EXERCISE DATA:
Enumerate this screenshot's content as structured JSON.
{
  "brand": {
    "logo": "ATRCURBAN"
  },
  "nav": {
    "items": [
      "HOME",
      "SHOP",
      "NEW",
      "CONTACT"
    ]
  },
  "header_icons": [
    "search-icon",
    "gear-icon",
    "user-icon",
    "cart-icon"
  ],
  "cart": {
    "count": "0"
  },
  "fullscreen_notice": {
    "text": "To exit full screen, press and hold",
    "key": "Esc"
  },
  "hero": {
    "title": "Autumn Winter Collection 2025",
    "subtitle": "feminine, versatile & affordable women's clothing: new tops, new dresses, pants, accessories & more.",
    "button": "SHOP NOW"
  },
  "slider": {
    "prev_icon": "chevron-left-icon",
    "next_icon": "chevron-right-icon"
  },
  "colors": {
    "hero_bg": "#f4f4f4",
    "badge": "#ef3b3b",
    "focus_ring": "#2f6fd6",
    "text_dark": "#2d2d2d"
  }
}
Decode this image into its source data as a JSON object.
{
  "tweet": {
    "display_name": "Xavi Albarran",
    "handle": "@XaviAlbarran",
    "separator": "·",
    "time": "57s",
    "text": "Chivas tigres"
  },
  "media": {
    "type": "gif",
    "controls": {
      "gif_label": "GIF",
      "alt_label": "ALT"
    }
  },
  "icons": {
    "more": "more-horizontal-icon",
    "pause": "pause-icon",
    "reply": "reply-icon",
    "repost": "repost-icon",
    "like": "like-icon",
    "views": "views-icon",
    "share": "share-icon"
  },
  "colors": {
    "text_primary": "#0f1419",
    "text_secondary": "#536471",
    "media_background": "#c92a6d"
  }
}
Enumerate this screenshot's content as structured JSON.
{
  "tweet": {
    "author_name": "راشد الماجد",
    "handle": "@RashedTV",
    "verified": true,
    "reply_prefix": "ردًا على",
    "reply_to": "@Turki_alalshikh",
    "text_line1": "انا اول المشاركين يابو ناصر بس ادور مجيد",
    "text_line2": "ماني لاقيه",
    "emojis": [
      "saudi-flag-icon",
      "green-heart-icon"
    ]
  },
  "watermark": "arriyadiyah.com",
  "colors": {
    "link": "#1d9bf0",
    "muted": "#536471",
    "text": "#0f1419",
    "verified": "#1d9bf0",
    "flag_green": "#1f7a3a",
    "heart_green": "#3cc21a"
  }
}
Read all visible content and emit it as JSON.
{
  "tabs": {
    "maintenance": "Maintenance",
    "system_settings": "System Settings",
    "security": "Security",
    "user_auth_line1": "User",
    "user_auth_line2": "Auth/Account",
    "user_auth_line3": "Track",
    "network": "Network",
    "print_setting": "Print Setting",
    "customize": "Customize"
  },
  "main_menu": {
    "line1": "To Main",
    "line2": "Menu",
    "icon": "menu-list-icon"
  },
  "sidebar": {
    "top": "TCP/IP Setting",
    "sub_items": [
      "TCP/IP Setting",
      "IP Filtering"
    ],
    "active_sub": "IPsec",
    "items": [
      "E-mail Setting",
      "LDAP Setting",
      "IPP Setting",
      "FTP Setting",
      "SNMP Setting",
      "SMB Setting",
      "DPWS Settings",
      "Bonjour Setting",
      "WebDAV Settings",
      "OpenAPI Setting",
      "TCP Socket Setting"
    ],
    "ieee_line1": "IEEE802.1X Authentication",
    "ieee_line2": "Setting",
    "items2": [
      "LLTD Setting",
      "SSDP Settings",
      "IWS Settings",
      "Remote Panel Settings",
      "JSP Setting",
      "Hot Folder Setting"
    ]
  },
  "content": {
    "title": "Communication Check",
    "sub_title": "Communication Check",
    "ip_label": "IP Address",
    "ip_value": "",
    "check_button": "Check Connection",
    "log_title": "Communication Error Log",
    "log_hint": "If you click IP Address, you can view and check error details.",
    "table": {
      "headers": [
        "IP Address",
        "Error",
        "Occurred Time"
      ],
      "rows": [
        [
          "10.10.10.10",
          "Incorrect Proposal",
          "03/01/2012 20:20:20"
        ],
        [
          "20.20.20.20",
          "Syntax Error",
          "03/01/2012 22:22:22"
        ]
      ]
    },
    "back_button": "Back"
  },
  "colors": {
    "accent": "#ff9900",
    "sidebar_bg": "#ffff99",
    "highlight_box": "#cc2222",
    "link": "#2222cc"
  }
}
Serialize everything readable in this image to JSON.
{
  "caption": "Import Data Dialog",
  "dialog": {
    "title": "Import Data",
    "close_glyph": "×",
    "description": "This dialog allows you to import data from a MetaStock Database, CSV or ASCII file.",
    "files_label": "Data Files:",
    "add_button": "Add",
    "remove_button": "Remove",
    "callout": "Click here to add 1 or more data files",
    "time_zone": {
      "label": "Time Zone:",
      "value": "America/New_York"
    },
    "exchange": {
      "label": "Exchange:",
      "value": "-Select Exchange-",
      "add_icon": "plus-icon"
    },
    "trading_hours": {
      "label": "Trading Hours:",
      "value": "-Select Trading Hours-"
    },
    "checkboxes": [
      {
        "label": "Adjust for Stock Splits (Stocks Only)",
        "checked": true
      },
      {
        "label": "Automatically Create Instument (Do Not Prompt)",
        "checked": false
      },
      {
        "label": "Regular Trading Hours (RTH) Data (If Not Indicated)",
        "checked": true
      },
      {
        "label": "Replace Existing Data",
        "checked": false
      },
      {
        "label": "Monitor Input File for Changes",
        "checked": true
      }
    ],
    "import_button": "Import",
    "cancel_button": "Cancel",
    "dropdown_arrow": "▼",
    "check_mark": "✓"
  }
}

EXERCISE REQUIREMENTS: Filter out every line that lacks the word "JSON", and copy the rest.

WRITTEN SOLUTION:
Enumerate this screenshot's content as structured JSON.
Decode this image into its source data as a JSON object.
Enumerate this screenshot's content as structured JSON.
Read all visible content and emit it as JSON.
Serialize everything readable in this image to JSON.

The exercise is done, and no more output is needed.